→ **YOUR TASK**: All of the material below is to be returned exactly.

— START —

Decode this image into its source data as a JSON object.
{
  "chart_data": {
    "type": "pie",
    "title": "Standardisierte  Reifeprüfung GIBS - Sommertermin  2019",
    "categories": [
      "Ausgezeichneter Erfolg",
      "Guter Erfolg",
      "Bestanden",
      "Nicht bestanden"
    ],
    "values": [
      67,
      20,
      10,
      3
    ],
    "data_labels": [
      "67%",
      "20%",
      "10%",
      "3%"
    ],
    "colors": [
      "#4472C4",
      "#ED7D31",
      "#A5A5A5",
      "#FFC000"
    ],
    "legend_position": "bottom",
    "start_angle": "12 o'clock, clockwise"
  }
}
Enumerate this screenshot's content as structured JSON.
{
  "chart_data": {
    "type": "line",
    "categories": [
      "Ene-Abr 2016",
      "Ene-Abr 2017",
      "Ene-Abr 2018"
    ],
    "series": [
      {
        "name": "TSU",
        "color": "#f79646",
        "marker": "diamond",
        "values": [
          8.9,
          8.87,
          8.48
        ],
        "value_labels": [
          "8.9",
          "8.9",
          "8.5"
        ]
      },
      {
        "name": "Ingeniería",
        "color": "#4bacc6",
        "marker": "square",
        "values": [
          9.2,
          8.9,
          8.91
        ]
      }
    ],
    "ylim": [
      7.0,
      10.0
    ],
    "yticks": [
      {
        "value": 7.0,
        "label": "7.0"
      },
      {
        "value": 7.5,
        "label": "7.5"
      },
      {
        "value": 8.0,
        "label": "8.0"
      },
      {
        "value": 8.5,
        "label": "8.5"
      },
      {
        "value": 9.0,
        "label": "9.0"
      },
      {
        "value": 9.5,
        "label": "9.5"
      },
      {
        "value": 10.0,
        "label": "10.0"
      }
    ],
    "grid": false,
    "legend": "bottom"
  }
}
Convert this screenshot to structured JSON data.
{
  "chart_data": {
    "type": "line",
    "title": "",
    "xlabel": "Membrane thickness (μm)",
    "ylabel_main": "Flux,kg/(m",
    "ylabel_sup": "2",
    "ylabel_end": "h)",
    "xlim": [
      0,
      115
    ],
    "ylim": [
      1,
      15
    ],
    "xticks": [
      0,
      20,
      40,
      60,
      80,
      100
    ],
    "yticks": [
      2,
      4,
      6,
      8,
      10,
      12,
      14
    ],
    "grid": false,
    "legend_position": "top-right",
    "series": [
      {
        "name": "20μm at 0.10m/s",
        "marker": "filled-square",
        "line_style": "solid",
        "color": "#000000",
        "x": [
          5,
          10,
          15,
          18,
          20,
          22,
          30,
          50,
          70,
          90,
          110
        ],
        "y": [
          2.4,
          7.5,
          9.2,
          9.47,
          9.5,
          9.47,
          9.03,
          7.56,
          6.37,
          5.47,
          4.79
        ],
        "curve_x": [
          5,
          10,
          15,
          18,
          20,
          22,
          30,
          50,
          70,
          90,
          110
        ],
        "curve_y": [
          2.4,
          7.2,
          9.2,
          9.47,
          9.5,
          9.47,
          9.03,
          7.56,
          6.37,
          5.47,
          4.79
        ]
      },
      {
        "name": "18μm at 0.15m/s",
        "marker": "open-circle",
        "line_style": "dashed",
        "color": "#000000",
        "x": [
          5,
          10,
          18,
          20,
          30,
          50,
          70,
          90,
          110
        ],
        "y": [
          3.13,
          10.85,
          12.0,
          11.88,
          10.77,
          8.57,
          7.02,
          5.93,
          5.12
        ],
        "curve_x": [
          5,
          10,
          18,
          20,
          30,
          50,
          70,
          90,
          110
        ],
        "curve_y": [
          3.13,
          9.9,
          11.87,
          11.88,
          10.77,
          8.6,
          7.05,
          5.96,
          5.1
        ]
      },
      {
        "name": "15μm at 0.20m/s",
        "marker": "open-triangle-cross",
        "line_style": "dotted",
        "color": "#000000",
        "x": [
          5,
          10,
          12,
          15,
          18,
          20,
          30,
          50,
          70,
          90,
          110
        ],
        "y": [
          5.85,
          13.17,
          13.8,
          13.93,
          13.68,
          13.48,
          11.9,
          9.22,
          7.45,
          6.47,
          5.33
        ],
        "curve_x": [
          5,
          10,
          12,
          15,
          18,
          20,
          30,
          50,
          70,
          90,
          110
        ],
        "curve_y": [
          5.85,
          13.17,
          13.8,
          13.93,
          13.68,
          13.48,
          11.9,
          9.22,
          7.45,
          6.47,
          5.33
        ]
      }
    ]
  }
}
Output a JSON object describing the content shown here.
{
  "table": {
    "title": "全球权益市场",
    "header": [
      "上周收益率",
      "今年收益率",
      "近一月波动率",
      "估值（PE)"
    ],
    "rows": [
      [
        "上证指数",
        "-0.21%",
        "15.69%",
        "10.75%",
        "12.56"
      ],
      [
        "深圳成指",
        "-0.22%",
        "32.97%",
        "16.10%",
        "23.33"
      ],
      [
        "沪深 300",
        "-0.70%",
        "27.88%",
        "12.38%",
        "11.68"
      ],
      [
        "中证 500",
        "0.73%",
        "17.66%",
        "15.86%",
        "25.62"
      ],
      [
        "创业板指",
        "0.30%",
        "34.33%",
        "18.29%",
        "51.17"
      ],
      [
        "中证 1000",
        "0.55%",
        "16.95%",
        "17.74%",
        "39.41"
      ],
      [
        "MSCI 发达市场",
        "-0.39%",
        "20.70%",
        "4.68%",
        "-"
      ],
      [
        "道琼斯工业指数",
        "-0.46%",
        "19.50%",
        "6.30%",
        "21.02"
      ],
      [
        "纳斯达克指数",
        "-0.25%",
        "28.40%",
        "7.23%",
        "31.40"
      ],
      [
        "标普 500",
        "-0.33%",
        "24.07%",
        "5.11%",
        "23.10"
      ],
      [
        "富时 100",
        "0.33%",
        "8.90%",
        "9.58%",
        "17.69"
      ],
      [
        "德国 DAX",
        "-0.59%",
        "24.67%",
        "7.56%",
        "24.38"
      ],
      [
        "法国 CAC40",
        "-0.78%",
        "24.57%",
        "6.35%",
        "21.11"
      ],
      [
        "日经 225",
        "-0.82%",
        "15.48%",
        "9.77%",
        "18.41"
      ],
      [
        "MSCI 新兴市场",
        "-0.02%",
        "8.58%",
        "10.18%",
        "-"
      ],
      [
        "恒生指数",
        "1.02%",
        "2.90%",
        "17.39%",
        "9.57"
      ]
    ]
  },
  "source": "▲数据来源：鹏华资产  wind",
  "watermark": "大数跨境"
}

— END —

→ **SOLUTION FOR THIS PROBLEM**:
Decode this image into its source data as a JSON object.
{
  "chart_data": {
    "type": "pie",
    "title": "Standardisierte  Reifeprüfung GIBS - Sommertermin  2019",
    "categories": [
      "Ausgezeichneter Erfolg",
      "Guter Erfolg",
      "Bestanden",
      "Nicht bestanden"
    ],
    "values": [
      67,
      20,
      10,
      3
    ],
    "data_labels": [
      "67%",
      "20%",
      "10%",
      "3%"
    ],
    "colors": [
      "#4472C4",
      "#ED7D31",
      "#A5A5A5",
      "#FFC000"
    ],
    "legend_position": "bottom",
    "start_angle": "12 o'clock, clockwise"
  }
}
Enumerate this screenshot's content as structured JSON.
{
  "chart_data": {
    "type": "line",
    "categories": [
      "Ene-Abr 2016",
      "Ene-Abr 2017",
      "Ene-Abr 2018"
    ],
    "series": [
      {
        "name": "TSU",
        "color": "#f79646",
        "marker": "diamond",
        "values": [
          8.9,
          8.87,
          8.48
        ],
        "value_labels": [
          "8.9",
          "8.9",
          "8.5"
        ]
      },
      {
        "name": "Ingeniería",
        "color": "#4bacc6",
        "marker": "square",
        "values": [
          9.2,
          8.9,
          8.91
        ]
      }
    ],
    "ylim": [
      7.0,
      10.0
    ],
    "yticks": [
      {
        "value": 7.0,
        "label": "7.0"
      },
      {
        "value": 7.5,
        "label": "7.5"
      },
      {
        "value": 8.0,
        "label": "8.0"
      },
      {
        "value": 8.5,
        "label": "8.5"
      },
      {
        "value": 9.0,
        "label": "9.0"
      },
      {
        "value": 9.5,
        "label": "9.5"
      },
      {
        "value": 10.0,
        "label": "10.0"
      }
    ],
    "grid": false,
    "legend": "bottom"
  }
}
Convert this screenshot to structured JSON data.
{
  "chart_data": {
    "type": "line",
    "title": "",
    "xlabel": "Membrane thickness (μm)",
    "ylabel_main": "Flux,kg/(m",
    "ylabel_sup": "2",
    "ylabel_end": "h)",
    "xlim": [
      0,
      115
    ],
    "ylim": [
      1,
      15
    ],
    "xticks": [
      0,
      20,
      40,
      60,
      80,
      100
    ],
    "yticks": [
      2,
      4,
      6,
      8,
      10,
      12,
      14
    ],
    "grid": false,
    "legend_position": "top-right",
    "series": [
      {
        "name": "20μm at 0.10m/s",
        "marker": "filled-square",
        "line_style": "solid",
        "color": "#000000",
        "x": [
          5,
          10,
          15,
          18,
          20,
          22,
          30,
          50,
          70,
          90,
          110
        ],
        "y": [
          2.4,
          7.5,
          9.2,
          9.47,
          9.5,
          9.47,
          9.03,
          7.56,
          6.37,
          5.47,
          4.79
        ],
        "curve_x": [
          5,
          10,
          15,
          18,
          20,
          22,
          30,
          50,
          70,
          90,
          110
        ],
        "curve_y": [
          2.4,
          7.2,
          9.2,
          9.47,
          9.5,
          9.47,
          9.03,
          7.56,
          6.37,
          5.47,
          4.79
        ]
      },
      {
        "name": "18μm at 0.15m/s",
        "marker": "open-circle",
        "line_style": "dashed",
        "color": "#000000",
        "x": [
          5,
          10,
          18,
          20,
          30,
          50,
          70,
          90,
          110
        ],
        "y": [
          3.13,
          10.85,
          12.0,
          11.88,
          10.77,
          8.57,
          7.02,
          5.93,
          5.12
        ],
        "curve_x": [
          5,
          10,
          18,
          20,
          30,
          50,
          70,
          90,
          110
        ],
        "curve_y": [
          3.13,
          9.9,
          11.87,
          11.88,
          10.77,
          8.6,
          7.05,
          5.96,
          5.1
        ]
      },
      {
        "name": "15μm at 0.20m/s",
        "marker": "open-triangle-cross",
        "line_style": "dotted",
        "color": "#000000",
        "x": [
          5,
          10,
          12,
          15,
          18,
          20,
          30,
          50,
          70,
          90,
          110
        ],
        "y": [
          5.85,
          13.17,
          13.8,
          13.93,
          13.68,
          13.48,
          11.9,
          9.22,
          7.45,
          6.47,
          5.33
        ],
        "curve_x": [
          5,
          10,
          12,
          15,
          18,
          20,
          30,
          50,
          70,
          90,
          110
        ],
        "curve_y": [
          5.85,
          13.17,
          13.8,
          13.93,
          13.68,
          13.48,
          11.9,
          9.22,
          7.45,
          6.47,
          5.33
        ]
      }
    ]
  }
}
Output a JSON object describing the content shown here.
{
  "table": {
    "title": "全球权益市场",
    "header": [
      "上周收益率",
      "今年收益率",
      "近一月波动率",
      "估值（PE)"
    ],
    "rows": [
      [
        "上证指数",
        "-0.21%",
        "15.69%",
        "10.75%",
        "12.56"
      ],
      [
        "深圳成指",
        "-0.22%",
        "32.97%",
        "16.10%",
        "23.33"
      ],
      [
        "沪深 300",
        "-0.70%",
        "27.88%",
        "12.38%",
        "11.68"
      ],
      [
        "中证 500",
        "0.73%",
        "17.66%",
        "15.86%",
        "25.62"
      ],
      [
        "创业板指",
        "0.30%",
        "34.33%",
        "18.29%",
        "51.17"
      ],
      [
        "中证 1000",
        "0.55%",
        "16.95%",
        "17.74%",
        "39.41"
      ],
      [
        "MSCI 发达市场",
        "-0.39%",
        "20.70%",
        "4.68%",
        "-"
      ],
      [
        "道琼斯工业指数",
        "-0.46%",
        "19.50%",
        "6.30%",
        "21.02"
      ],
      [
        "纳斯达克指数",
        "-0.25%",
        "28.40%",
        "7.23%",
        "31.40"
      ],
      [
        "标普 500",
        "-0.33%",
        "24.07%",
        "5.11%",
        "23.10"
      ],
      [
        "富时 100",
        "0.33%",
        "8.90%",
        "9.58%",
        "17.69"
      ],
      [
        "德国 DAX",
        "-0.59%",
        "24.67%",
        "7.56%",
        "24.38"
      ],
      [
        "法国 CAC40",
        "-0.78%",
        "24.57%",
        "6.35%",
        "21.11"
      ],
      [
        "日经 225",
        "-0.82%",
        "15.48%",
        "9.77%",
        "18.41"
      ],
      [
        "MSCI 新兴市场",
        "-0.02%",
        "8.58%",
        "10.18%",
        "-"
      ],
      [
        "恒生指数",
        "1.02%",
        "2.90%",
        "17.39%",
        "9.57"
      ]
    ]
  },
  "source": "▲数据来源：鹏华资产  wind",
  "watermark": "大数跨境"
}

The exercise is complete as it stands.